Saved entries:
- - - -
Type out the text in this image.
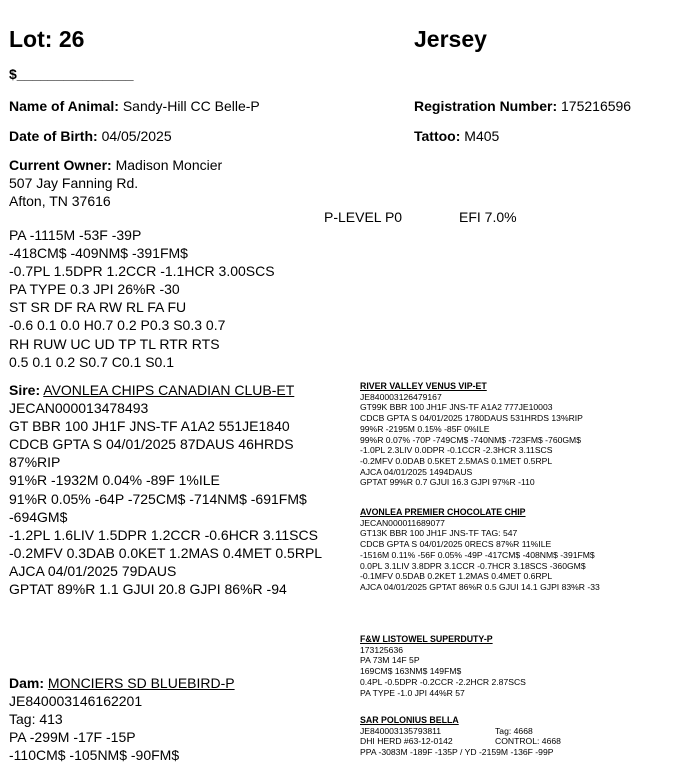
Lot: 26	Jersey
$_______________
Name of Animal: Sandy-Hill CC Belle-P	Registration Number: 175216596
Date of Birth: 04/05/2025	Tattoo: M405
Current Owner: Madison Moncier
507 Jay Fanning Rd.
Afton, TN 37616
P-LEVEL P0	EFI 7.0%
PA -1115M -53F -39P
-418CM$ -409NM$ -391FM$
-0.7PL 1.5DPR 1.2CCR -1.1HCR 3.00SCS
PA TYPE 0.3 JPI 26%R -30
ST SR DF RA RW RL FA FU
-0.6 0.1 0.0 H0.7 0.2 P0.3 S0.3 0.7
RH RUW UC UD TP TL RTR RTS
0.5 0.1 0.2 S0.7 C0.1 S0.1
Sire: AVONLEA CHIPS CANADIAN CLUB-ET
JECAN000013478493
GT BBR 100 JH1F JNS-TF A1A2 551JE1840
CDCB GPTA S 04/01/2025 87DAUS 46HRDS 87%RIP
91%R -1932M 0.04% -89F 1%ILE
91%R 0.05% -64P -725CM$ -714NM$ -691FM$ -694GM$
-1.2PL 1.6LIV 1.5DPR 1.2CCR -0.6HCR 3.11SCS
-0.2MFV 0.3DAB 0.0KET 1.2MAS 0.4MET 0.5RPL
AJCA 04/01/2025 79DAUS
GPTAT 89%R 1.1 GJUI 20.8 GJPI 86%R -94
Dam: MONCIERS SD BLUEBIRD-P
JE840003146162201
Tag: 413
PA -299M -17F -15P
-110CM$ -105NM$ -90FM$
RIVER VALLEY VENUS VIP-ET
JE840003126479167
GT99K BBR 100 JH1F JNS-TF A1A2 777JE10003
CDCB GPTA S 04/01/2025 1780DAUS 531HRDS 13%RIP
99%R -2195M 0.15% -85F 0%ILE
99%R 0.07% -70P -749CM$ -740NM$ -723FM$ -760GM$
-1.0PL 2.3LIV 0.0DPR -0.1CCR -2.3HCR 3.11SCS
-0.2MFV 0.0DAB 0.5KET 2.5MAS 0.1MET 0.5RPL
AJCA 04/01/2025 1494DAUS
GPTAT 99%R 0.7 GJUI 16.3 GJPI 97%R -110
AVONLEA PREMIER CHOCOLATE CHIP
JECAN000011689077
GT13K BBR 100 JH1F JNS-TF TAG: 547
CDCB GPTA S 04/01/2025 0RECS 87%R 11%ILE
-1516M 0.11% -56F 0.05% -49P -417CM$ -408NM$ -391FM$
0.0PL 3.1LIV 3.8DPR 3.1CCR -0.7HCR 3.18SCS -360GM$
-0.1MFV 0.5DAB 0.2KET 1.2MAS 0.4MET 0.6RPL
AJCA 04/01/2025 GPTAT 86%R 0.5 GJUI 14.1 GJPI 83%R -33
F&W LISTOWEL SUPERDUTY-P
173125636
PA 73M 14F 5P
169CM$ 163NM$ 149FM$
0.4PL -0.5DPR -0.2CCR -2.2HCR 2.87SCS
PA TYPE -1.0 JPI 44%R 57
SAR POLONIUS BELLA
JE840003135793811	Tag: 4668
DHI HERD #63-12-0142	CONTROL: 4668
PPA -3083M -189F -135P / YD -2159M -136F -99P
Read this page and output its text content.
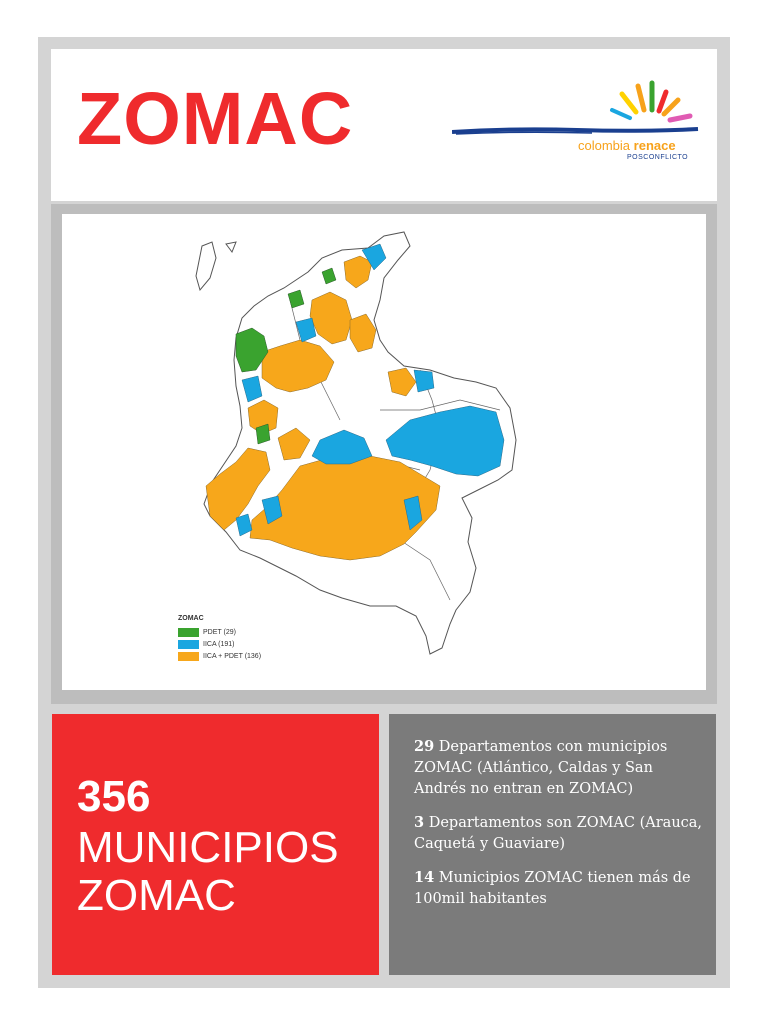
ZOMAC	colombia renace
POSCONFLICTO
ZOMAC
PDET (29)
IICA (191)
IICA + PDET (136)
356
MUNICIPIOS
ZOMAC

29 Departamentos con municipios ZOMAC (Atlántico, Caldas y San Andrés no entran en ZOMAC)

3 Departamentos son ZOMAC (Arauca, Caquetá y Guaviare)

14 Municipios ZOMAC tienen más de 100mil habitantes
- - - -
Reproduce the whole listing above word for word, but not its pictures.

Type out the text in this image.
Lot: 26	Jersey
$_______________
Name of Animal: Sandy-Hill CC Belle-P	Registration Number: 175216596
Date of Birth: 04/05/2025	Tattoo: M405
Current Owner: Madison Moncier
507 Jay Fanning Rd.
Afton, TN 37616
P-LEVEL P0	EFI 7.0%
PA -1115M -53F -39P
-418CM$ -409NM$ -391FM$
-0.7PL 1.5DPR 1.2CCR -1.1HCR 3.00SCS
PA TYPE 0.3 JPI 26%R -30
ST SR DF RA RW RL FA FU
-0.6 0.1 0.0 H0.7 0.2 P0.3 S0.3 0.7
RH RUW UC UD TP TL RTR RTS
0.5 0.1 0.2 S0.7 C0.1 S0.1
Sire: AVONLEA CHIPS CANADIAN CLUB-ET
JECAN000013478493
GT BBR 100 JH1F JNS-TF A1A2 551JE1840
CDCB GPTA S 04/01/2025 87DAUS 46HRDS 87%RIP
91%R -1932M 0.04% -89F 1%ILE
91%R 0.05% -64P -725CM$ -714NM$ -691FM$ -694GM$
-1.2PL 1.6LIV 1.5DPR 1.2CCR -0.6HCR 3.11SCS
-0.2MFV 0.3DAB 0.0KET 1.2MAS 0.4MET 0.5RPL
AJCA 04/01/2025 79DAUS
GPTAT 89%R 1.1 GJUI 20.8 GJPI 86%R -94
Dam: MONCIERS SD BLUEBIRD-P
JE840003146162201
Tag: 413
PA -299M -17F -15P
-110CM$ -105NM$ -90FM$
RIVER VALLEY VENUS VIP-ET
JE840003126479167
GT99K BBR 100 JH1F JNS-TF A1A2 777JE10003
CDCB GPTA S 04/01/2025 1780DAUS 531HRDS 13%RIP
99%R -2195M 0.15% -85F 0%ILE
99%R 0.07% -70P -749CM$ -740NM$ -723FM$ -760GM$
-1.0PL 2.3LIV 0.0DPR -0.1CCR -2.3HCR 3.11SCS
-0.2MFV 0.0DAB 0.5KET 2.5MAS 0.1MET 0.5RPL
AJCA 04/01/2025 1494DAUS
GPTAT 99%R 0.7 GJUI 16.3 GJPI 97%R -110
AVONLEA PREMIER CHOCOLATE CHIP
JECAN000011689077
GT13K BBR 100 JH1F JNS-TF TAG: 547
CDCB GPTA S 04/01/2025 0RECS 87%R 11%ILE
-1516M 0.11% -56F 0.05% -49P -417CM$ -408NM$ -391FM$
0.0PL 3.1LIV 3.8DPR 3.1CCR -0.7HCR 3.18SCS -360GM$
-0.1MFV 0.5DAB 0.2KET 1.2MAS 0.4MET 0.6RPL
AJCA 04/01/2025 GPTAT 86%R 0.5 GJUI 14.1 GJPI 83%R -33
F&W LISTOWEL SUPERDUTY-P
173125636
PA 73M 14F 5P
169CM$ 163NM$ 149FM$
0.4PL -0.5DPR -0.2CCR -2.2HCR 2.87SCS
PA TYPE -1.0 JPI 44%R 57
SAR POLONIUS BELLA
JE840003135793811	Tag: 4668
DHI HERD #63-12-0142	CONTROL: 4668
PPA -3083M -189F -135P / YD -2159M -136F -99P
Read this page and output its text content.
ZOMAC	colombia renace
POSCONFLICTO
ZOMAC
PDET (29)
IICA (191)
IICA + PDET (136)
356
MUNICIPIOS
ZOMAC

29 Departamentos con municipios ZOMAC (Atlántico, Caldas y San Andrés no entran en ZOMAC)

3 Departamentos son ZOMAC (Arauca, Caquetá y Guaviare)

14 Municipios ZOMAC tienen más de 100mil habitantes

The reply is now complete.